## STATED TASK
Set down each line of the data below exactly as it stands, dropping the pictures.

○ ○ ○ ○ ○

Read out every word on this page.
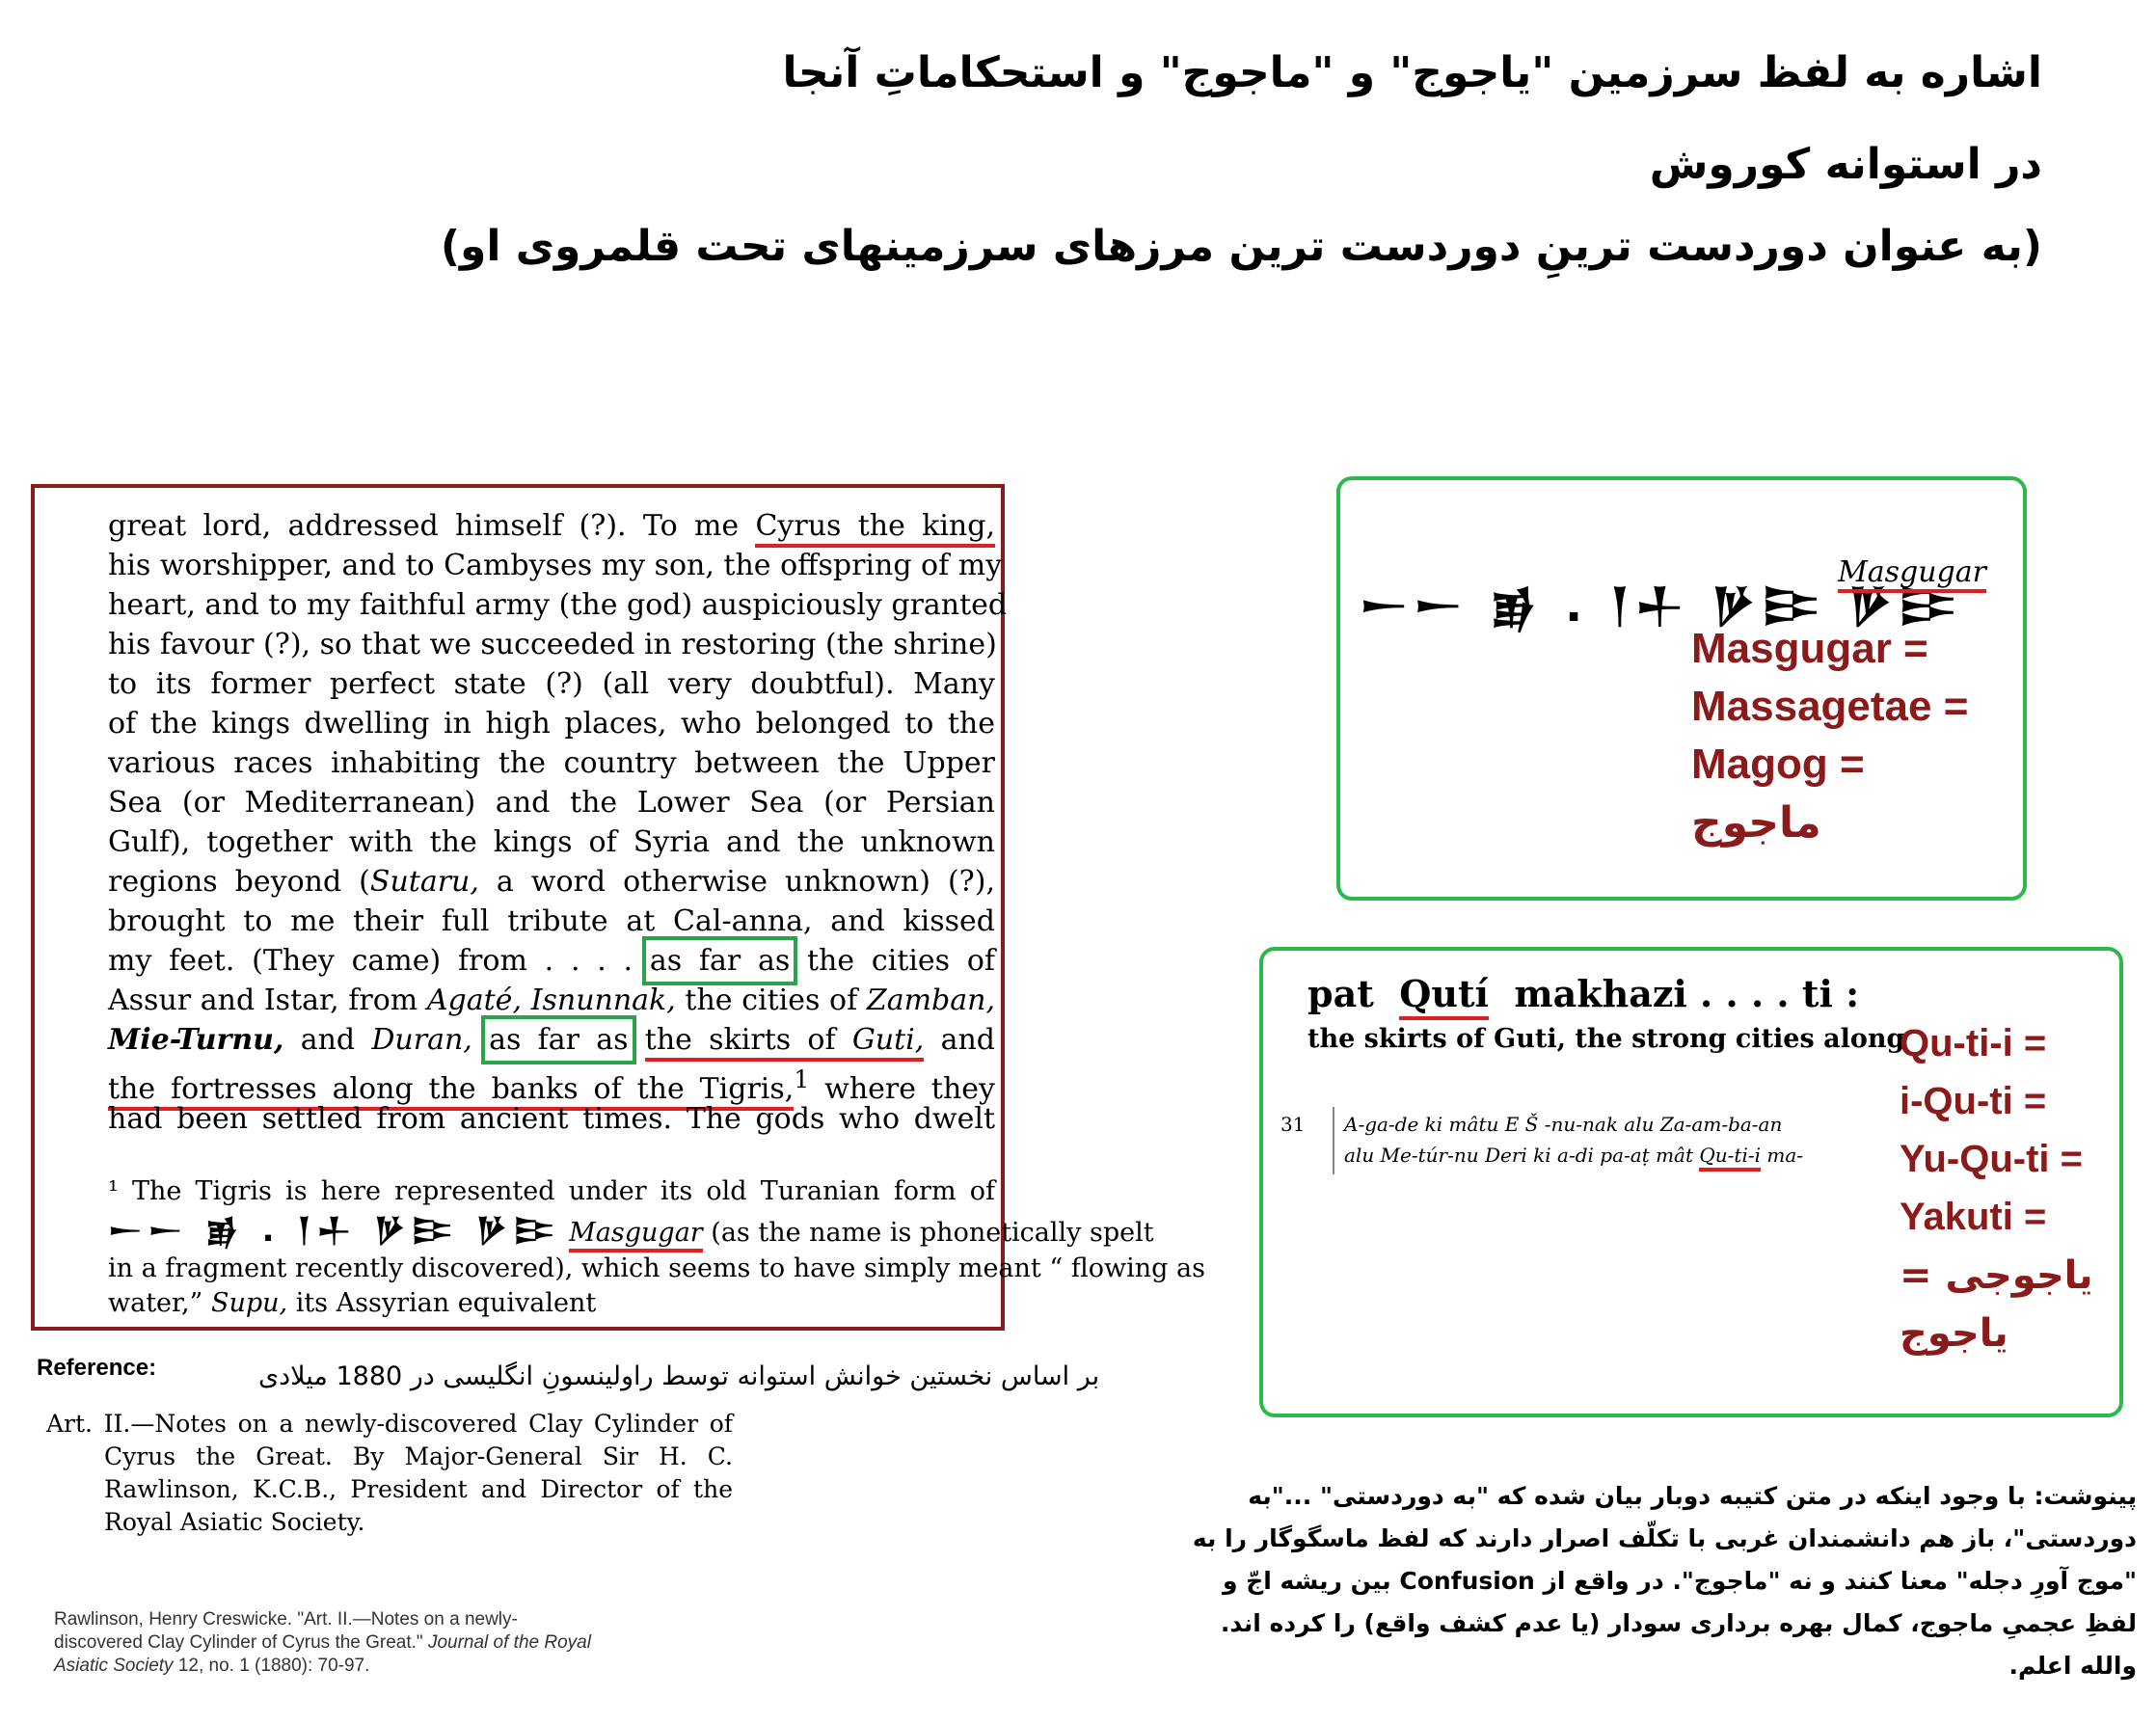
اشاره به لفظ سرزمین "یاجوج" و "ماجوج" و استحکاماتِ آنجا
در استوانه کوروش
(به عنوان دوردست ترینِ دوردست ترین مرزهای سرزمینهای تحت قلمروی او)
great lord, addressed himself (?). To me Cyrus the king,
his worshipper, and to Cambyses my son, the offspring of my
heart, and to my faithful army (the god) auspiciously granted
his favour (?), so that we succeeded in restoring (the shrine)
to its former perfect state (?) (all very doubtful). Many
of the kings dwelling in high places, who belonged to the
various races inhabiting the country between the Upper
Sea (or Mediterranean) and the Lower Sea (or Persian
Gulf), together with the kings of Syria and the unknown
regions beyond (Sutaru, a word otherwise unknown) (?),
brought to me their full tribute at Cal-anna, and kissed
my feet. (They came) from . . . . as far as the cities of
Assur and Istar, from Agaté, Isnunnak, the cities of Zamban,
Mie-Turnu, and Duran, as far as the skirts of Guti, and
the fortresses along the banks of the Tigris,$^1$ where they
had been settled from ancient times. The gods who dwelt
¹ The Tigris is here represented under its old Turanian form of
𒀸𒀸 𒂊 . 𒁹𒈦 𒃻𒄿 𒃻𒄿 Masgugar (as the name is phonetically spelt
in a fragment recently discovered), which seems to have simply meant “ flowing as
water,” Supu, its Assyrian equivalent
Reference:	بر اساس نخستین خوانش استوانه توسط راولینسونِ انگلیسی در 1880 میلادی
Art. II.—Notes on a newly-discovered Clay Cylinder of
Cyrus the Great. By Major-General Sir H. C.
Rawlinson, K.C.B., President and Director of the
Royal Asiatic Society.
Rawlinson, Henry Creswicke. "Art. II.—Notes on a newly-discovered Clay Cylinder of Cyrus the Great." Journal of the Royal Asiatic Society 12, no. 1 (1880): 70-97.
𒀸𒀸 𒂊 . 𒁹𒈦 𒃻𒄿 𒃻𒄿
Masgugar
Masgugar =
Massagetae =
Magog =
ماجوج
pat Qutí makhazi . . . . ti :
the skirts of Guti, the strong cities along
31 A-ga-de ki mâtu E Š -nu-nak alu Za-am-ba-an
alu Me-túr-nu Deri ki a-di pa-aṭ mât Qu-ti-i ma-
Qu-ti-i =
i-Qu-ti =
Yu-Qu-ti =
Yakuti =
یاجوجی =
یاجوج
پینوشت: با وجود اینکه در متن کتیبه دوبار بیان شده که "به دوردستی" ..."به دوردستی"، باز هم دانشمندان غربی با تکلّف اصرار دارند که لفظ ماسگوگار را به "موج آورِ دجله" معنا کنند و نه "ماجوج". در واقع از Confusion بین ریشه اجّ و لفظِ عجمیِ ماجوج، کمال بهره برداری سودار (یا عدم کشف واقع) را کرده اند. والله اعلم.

○ ○ ○ ○ ○

## TASK ANSWER
Read out every word on this page.
اشاره به لفظ سرزمین "یاجوج" و "ماجوج" و استحکاماتِ آنجا
در استوانه کوروش
(به عنوان دوردست ترینِ دوردست ترین مرزهای سرزمینهای تحت قلمروی او)
great lord, addressed himself (?). To me Cyrus the king,
his worshipper, and to Cambyses my son, the offspring of my
heart, and to my faithful army (the god) auspiciously granted
his favour (?), so that we succeeded in restoring (the shrine)
to its former perfect state (?) (all very doubtful). Many
of the kings dwelling in high places, who belonged to the
various races inhabiting the country between the Upper
Sea (or Mediterranean) and the Lower Sea (or Persian
Gulf), together with the kings of Syria and the unknown
regions beyond (Sutaru, a word otherwise unknown) (?),
brought to me their full tribute at Cal-anna, and kissed
my feet. (They came) from . . . . as far as the cities of
Assur and Istar, from Agaté, Isnunnak, the cities of Zamban,
Mie-Turnu, and Duran, as far as the skirts of Guti, and
the fortresses along the banks of the Tigris,$^1$ where they
had been settled from ancient times. The gods who dwelt
¹ The Tigris is here represented under its old Turanian form of
𒀸𒀸 𒂊 . 𒁹𒈦 𒃻𒄿 𒃻𒄿 Masgugar (as the name is phonetically spelt
in a fragment recently discovered), which seems to have simply meant “ flowing as
water,” Supu, its Assyrian equivalent
Reference:	بر اساس نخستین خوانش استوانه توسط راولینسونِ انگلیسی در 1880 میلادی
Art. II.—Notes on a newly-discovered Clay Cylinder of
Cyrus the Great. By Major-General Sir H. C.
Rawlinson, K.C.B., President and Director of the
Royal Asiatic Society.
Rawlinson, Henry Creswicke. "Art. II.—Notes on a newly-discovered Clay Cylinder of Cyrus the Great." Journal of the Royal Asiatic Society 12, no. 1 (1880): 70-97.
𒀸𒀸 𒂊 . 𒁹𒈦 𒃻𒄿 𒃻𒄿
Masgugar
Masgugar =
Massagetae =
Magog =
ماجوج
pat Qutí makhazi . . . . ti :
the skirts of Guti, the strong cities along
31 A-ga-de ki mâtu E Š -nu-nak alu Za-am-ba-an
alu Me-túr-nu Deri ki a-di pa-aṭ mât Qu-ti-i ma-
Qu-ti-i =
i-Qu-ti =
Yu-Qu-ti =
Yakuti =
یاجوجی =
یاجوج
پینوشت: با وجود اینکه در متن کتیبه دوبار بیان شده که "به دوردستی" ..."به دوردستی"، باز هم دانشمندان غربی با تکلّف اصرار دارند که لفظ ماسگوگار را به "موج آورِ دجله" معنا کنند و نه "ماجوج". در واقع از Confusion بین ریشه اجّ و لفظِ عجمیِ ماجوج، کمال بهره برداری سودار (یا عدم کشف واقع) را کرده اند. والله اعلم.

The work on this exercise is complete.